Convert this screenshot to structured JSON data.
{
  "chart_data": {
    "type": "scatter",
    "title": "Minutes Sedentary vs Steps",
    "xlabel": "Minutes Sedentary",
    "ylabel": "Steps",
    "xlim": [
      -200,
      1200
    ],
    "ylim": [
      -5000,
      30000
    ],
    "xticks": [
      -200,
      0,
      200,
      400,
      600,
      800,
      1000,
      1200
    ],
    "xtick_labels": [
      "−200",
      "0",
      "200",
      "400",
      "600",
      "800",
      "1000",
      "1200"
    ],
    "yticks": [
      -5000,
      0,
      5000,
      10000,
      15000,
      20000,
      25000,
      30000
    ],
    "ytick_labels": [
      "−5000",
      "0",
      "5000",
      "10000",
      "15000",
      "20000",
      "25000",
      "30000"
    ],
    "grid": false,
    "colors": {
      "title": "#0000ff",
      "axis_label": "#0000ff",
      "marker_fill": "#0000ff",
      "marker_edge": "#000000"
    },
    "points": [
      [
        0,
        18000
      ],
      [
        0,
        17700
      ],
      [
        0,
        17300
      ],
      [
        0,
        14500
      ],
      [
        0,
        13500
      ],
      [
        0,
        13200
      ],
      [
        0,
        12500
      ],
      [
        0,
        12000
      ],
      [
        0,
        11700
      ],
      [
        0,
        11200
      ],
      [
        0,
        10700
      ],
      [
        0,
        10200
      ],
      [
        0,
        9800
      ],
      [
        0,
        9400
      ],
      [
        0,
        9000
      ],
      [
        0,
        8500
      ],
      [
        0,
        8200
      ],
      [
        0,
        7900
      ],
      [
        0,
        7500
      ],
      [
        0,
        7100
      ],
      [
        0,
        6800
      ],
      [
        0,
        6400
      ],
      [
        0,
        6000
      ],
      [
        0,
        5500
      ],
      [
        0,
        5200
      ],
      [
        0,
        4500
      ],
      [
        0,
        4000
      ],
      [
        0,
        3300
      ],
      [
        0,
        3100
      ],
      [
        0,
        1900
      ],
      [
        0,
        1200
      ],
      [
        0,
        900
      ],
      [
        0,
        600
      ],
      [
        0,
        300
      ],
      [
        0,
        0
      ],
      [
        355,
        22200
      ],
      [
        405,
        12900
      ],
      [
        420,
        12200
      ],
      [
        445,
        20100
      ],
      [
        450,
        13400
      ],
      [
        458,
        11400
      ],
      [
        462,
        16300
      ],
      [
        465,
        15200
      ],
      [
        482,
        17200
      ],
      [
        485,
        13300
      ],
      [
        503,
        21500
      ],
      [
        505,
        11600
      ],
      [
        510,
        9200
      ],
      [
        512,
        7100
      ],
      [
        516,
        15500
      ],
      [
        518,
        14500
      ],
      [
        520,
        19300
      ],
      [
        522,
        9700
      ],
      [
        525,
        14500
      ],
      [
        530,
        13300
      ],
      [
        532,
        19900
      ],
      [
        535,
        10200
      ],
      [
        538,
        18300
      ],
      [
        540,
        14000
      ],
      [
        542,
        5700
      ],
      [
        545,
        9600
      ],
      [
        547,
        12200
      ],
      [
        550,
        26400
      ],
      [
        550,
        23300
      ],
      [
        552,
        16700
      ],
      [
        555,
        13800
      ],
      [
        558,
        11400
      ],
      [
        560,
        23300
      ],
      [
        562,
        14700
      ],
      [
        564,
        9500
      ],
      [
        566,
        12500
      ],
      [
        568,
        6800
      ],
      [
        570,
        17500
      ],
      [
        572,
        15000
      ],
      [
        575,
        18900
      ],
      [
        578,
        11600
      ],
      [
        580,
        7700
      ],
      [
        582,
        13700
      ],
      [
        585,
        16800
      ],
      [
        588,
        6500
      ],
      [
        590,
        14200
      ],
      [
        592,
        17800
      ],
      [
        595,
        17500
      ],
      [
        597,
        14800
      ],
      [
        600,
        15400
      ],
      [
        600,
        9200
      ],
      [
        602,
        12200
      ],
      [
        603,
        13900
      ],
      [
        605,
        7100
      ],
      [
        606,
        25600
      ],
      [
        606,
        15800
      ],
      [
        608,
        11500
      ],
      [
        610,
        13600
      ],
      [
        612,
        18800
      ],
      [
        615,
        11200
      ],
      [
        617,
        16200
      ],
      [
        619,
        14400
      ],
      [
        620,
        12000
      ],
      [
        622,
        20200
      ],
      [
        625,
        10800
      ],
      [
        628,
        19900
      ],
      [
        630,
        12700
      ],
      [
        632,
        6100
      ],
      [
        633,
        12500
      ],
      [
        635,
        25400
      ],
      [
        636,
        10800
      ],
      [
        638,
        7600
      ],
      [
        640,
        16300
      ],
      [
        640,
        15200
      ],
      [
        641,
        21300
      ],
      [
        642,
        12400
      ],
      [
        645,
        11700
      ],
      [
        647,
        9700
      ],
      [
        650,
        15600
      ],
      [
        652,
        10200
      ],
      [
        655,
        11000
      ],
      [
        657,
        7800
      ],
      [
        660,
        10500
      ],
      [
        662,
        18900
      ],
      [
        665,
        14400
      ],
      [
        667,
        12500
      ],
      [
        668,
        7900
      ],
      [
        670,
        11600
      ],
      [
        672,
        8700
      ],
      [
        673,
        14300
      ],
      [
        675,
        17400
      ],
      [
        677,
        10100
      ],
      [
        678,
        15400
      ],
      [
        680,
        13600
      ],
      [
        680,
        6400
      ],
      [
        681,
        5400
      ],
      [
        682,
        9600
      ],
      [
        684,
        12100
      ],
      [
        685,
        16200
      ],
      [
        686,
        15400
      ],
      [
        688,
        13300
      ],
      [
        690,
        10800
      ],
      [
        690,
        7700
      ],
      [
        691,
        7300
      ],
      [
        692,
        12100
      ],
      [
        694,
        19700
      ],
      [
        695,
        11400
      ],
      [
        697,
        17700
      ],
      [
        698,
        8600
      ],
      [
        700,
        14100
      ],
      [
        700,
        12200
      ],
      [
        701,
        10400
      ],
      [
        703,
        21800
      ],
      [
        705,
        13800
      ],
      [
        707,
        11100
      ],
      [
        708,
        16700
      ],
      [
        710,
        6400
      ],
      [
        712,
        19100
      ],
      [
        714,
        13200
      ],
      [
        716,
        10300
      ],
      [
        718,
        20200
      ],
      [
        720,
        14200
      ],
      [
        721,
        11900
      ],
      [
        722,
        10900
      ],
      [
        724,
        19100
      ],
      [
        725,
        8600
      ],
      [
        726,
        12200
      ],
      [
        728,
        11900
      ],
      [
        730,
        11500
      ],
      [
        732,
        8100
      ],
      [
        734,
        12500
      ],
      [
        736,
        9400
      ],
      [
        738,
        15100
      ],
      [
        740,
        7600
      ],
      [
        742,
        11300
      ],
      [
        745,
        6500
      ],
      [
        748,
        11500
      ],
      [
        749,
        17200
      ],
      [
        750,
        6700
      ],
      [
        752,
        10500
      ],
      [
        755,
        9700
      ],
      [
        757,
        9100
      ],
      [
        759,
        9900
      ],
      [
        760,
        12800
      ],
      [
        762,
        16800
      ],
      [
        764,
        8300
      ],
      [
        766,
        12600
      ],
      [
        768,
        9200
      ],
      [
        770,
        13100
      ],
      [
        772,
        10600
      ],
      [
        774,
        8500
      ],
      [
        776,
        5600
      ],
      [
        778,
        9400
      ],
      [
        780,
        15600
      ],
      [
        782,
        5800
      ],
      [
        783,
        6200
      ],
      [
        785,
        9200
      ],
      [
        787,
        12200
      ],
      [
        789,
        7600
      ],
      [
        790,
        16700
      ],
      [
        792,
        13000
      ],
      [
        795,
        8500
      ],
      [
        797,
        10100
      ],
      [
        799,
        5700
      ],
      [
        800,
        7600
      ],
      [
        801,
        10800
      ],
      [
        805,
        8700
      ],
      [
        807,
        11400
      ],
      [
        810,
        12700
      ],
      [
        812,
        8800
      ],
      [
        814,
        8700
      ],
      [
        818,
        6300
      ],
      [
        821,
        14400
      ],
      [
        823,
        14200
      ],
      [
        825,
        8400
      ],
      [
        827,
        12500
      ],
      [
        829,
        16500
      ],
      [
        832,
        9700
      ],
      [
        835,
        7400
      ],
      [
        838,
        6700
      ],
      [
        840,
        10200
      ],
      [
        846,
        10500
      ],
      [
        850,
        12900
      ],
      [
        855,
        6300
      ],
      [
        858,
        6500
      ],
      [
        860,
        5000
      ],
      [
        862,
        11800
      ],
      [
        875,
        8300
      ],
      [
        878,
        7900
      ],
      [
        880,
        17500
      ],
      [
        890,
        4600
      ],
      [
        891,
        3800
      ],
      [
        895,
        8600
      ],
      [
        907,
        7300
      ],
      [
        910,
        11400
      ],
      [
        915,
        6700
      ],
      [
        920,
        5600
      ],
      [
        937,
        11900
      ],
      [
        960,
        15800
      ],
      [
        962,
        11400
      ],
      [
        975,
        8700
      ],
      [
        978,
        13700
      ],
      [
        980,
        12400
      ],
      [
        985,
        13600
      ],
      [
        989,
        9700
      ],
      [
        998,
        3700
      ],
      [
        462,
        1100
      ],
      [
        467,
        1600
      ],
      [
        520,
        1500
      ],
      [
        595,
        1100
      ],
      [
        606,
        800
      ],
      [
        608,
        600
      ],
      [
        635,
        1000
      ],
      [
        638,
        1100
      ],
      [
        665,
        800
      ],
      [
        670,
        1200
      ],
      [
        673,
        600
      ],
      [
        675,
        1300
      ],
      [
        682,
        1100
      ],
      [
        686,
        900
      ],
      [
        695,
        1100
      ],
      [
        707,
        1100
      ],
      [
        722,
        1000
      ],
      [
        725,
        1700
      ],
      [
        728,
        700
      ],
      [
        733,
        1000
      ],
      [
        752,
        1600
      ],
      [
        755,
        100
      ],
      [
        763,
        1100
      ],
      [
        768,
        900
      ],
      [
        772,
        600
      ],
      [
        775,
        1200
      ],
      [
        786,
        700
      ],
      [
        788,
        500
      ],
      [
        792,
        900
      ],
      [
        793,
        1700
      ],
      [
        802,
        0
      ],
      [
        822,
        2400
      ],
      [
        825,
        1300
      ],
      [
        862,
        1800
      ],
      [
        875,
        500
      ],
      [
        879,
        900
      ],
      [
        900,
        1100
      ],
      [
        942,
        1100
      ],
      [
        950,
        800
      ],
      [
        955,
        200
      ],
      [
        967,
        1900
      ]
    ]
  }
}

### Goal of the exercise:
Find the word "title" in the entries above and gather every line that holds it.

### Exercise output:
    "title": "Minutes Sedentary vs Steps",
      "title": "#0000ff",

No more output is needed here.